**THE PROBLEM:**
Identify and reproduce every line holding the string "محمد".

**GIVEN INFORMATION:**
▬▬▬▬▬▬
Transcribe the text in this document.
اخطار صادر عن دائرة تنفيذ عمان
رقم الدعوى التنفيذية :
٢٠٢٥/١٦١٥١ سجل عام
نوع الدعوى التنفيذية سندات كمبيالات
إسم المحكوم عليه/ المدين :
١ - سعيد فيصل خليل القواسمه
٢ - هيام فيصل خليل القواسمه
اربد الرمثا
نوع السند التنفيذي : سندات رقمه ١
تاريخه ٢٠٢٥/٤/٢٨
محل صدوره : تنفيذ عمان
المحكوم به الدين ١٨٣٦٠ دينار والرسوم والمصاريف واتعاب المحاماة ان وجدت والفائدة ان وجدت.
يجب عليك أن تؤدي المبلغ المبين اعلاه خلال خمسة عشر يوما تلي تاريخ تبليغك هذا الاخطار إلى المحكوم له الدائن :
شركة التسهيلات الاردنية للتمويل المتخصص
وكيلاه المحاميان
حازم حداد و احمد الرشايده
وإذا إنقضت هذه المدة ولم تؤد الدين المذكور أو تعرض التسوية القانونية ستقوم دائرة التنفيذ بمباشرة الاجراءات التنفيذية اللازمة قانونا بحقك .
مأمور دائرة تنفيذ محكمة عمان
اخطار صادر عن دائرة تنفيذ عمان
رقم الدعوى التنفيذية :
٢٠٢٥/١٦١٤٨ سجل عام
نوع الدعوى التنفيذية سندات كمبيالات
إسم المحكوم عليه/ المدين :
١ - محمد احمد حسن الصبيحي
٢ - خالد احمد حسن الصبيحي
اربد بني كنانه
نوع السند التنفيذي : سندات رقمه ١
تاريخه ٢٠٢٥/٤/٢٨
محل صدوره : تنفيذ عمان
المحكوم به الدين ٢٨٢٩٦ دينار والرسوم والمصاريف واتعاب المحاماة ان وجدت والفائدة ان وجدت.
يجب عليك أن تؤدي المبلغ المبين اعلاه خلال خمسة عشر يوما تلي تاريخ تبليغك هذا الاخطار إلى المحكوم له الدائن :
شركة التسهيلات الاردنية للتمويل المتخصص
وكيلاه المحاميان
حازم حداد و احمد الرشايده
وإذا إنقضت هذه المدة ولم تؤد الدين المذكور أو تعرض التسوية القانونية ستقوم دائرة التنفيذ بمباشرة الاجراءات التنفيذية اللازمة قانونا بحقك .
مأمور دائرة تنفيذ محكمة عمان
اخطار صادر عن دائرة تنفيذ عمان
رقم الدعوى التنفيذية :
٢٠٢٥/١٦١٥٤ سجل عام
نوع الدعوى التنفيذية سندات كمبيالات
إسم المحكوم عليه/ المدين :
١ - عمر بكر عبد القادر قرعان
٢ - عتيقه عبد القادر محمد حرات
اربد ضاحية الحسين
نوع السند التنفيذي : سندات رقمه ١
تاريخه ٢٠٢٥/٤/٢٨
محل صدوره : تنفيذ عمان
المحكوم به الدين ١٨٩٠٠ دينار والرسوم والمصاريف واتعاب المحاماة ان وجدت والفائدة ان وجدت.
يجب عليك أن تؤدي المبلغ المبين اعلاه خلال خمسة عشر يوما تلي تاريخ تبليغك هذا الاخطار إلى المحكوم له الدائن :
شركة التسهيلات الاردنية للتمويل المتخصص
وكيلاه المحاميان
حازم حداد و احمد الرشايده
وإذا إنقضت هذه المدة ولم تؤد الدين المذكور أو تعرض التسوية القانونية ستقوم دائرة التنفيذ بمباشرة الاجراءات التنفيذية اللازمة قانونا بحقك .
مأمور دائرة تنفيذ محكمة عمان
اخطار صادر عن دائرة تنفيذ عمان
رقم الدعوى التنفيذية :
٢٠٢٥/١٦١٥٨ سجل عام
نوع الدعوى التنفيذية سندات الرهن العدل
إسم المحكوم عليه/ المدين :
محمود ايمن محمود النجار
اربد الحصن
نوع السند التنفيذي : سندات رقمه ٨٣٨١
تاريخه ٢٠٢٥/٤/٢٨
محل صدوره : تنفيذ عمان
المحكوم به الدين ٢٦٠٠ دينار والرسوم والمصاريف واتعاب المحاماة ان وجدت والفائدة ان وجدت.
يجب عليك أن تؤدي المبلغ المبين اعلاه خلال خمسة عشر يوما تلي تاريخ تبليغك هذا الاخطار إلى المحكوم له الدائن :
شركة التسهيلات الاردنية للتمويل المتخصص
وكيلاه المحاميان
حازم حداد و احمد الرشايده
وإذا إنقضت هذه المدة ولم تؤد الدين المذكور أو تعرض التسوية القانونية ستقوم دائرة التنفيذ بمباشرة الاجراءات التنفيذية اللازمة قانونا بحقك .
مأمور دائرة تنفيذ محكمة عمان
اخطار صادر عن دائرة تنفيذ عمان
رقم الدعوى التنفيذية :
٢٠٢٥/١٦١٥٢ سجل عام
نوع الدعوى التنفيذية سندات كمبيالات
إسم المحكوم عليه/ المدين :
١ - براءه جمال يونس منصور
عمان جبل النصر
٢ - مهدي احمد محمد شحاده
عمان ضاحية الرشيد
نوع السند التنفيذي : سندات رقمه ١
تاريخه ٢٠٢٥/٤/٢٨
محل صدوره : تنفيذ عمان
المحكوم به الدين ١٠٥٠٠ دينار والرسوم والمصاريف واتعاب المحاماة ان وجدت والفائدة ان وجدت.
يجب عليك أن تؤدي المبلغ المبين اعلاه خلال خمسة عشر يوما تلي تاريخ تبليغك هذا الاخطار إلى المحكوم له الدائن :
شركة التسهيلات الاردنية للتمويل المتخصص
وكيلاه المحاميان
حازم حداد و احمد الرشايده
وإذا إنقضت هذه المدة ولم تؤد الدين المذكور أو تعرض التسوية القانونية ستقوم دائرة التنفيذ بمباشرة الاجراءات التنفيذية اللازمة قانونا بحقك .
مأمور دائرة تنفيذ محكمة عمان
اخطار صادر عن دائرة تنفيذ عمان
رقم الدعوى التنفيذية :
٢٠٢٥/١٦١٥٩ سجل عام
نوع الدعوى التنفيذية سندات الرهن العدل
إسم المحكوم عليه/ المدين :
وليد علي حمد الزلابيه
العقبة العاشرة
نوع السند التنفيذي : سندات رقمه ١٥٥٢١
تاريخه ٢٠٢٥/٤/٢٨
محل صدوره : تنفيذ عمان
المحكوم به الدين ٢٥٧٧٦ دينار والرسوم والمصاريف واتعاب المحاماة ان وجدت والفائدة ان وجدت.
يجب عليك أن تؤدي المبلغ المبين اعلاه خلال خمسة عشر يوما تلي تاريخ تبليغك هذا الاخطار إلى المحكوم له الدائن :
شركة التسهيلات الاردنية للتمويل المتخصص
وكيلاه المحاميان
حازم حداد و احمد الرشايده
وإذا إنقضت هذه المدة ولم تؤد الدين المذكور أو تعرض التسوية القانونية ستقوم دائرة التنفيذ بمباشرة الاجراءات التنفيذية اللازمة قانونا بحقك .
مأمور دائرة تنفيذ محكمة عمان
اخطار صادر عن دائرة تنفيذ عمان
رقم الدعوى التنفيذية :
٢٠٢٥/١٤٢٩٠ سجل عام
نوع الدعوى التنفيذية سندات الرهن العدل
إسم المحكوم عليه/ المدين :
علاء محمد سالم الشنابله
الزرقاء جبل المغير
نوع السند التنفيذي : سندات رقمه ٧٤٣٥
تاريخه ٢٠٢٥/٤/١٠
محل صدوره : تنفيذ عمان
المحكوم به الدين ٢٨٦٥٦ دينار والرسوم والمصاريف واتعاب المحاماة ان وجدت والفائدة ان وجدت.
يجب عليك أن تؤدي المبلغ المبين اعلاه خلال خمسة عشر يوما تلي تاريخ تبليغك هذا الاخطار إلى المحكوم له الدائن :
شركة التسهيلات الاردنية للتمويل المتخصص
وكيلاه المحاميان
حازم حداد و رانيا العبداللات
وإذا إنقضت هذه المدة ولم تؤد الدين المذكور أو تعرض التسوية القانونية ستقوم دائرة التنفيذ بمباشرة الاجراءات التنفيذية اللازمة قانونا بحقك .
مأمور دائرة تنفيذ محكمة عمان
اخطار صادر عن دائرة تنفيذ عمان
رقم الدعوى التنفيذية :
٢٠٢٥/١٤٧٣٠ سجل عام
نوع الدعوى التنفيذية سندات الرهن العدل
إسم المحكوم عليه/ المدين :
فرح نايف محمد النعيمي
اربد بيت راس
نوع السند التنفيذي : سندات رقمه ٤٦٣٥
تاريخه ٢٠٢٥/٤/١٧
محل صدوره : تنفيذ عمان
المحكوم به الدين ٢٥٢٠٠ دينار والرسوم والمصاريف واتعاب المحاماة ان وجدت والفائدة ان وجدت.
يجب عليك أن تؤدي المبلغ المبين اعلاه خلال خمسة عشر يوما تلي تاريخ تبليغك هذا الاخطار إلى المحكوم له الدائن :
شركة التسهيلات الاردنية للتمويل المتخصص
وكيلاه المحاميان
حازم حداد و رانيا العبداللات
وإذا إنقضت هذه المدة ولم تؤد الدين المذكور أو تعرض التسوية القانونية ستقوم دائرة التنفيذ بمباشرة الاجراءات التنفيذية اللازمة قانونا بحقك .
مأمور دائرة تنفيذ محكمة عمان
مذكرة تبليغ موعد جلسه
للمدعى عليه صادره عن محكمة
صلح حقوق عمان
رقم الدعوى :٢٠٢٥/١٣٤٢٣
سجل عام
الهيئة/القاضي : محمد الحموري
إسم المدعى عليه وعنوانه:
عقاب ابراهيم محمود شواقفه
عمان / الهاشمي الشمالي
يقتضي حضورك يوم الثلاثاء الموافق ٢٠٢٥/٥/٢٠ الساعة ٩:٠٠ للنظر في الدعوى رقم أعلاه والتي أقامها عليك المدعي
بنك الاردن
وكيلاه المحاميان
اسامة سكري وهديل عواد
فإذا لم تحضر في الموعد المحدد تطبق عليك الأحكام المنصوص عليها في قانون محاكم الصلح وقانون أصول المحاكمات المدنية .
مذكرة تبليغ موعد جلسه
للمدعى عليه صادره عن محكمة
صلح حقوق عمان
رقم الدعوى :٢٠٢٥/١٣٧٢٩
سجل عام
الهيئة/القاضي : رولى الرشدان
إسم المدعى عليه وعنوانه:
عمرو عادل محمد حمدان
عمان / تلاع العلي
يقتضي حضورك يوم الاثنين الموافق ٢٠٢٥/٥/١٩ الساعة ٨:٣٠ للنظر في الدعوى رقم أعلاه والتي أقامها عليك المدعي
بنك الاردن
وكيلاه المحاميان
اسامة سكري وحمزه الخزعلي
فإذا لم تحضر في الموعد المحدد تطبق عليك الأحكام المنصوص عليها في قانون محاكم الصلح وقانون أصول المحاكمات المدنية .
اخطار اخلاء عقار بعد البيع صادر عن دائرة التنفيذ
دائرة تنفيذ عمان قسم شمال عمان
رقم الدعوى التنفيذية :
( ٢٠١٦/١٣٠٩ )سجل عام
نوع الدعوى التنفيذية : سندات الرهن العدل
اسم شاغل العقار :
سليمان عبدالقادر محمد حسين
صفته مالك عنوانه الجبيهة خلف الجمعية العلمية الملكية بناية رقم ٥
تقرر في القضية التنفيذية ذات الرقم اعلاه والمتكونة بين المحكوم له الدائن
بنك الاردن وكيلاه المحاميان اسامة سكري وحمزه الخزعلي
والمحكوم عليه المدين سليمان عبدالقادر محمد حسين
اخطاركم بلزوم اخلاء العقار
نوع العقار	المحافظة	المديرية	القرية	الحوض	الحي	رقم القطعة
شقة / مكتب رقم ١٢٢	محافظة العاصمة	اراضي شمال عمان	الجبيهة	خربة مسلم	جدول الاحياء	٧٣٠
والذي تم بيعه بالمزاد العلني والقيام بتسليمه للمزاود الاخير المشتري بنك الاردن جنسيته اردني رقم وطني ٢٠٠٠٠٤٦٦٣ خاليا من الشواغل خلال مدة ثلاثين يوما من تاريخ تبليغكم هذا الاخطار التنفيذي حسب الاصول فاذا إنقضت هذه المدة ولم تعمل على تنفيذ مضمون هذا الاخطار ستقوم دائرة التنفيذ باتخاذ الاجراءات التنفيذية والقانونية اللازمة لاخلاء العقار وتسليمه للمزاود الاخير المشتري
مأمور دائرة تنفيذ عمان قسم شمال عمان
▬▬▬▬▬▬
**RESPONSE TO THE TASK:**
١ - محمد احمد حسن الصبيحي
٢ - عتيقه عبد القادر محمد حرات
٢ - مهدي احمد محمد شحاده
علاء محمد سالم الشنابله
فرح نايف محمد النعيمي
الهيئة/القاضي : محمد الحموري
عمرو عادل محمد حمدان
سليمان عبدالقادر محمد حسين
والمحكوم عليه المدين سليمان عبدالقادر محمد حسين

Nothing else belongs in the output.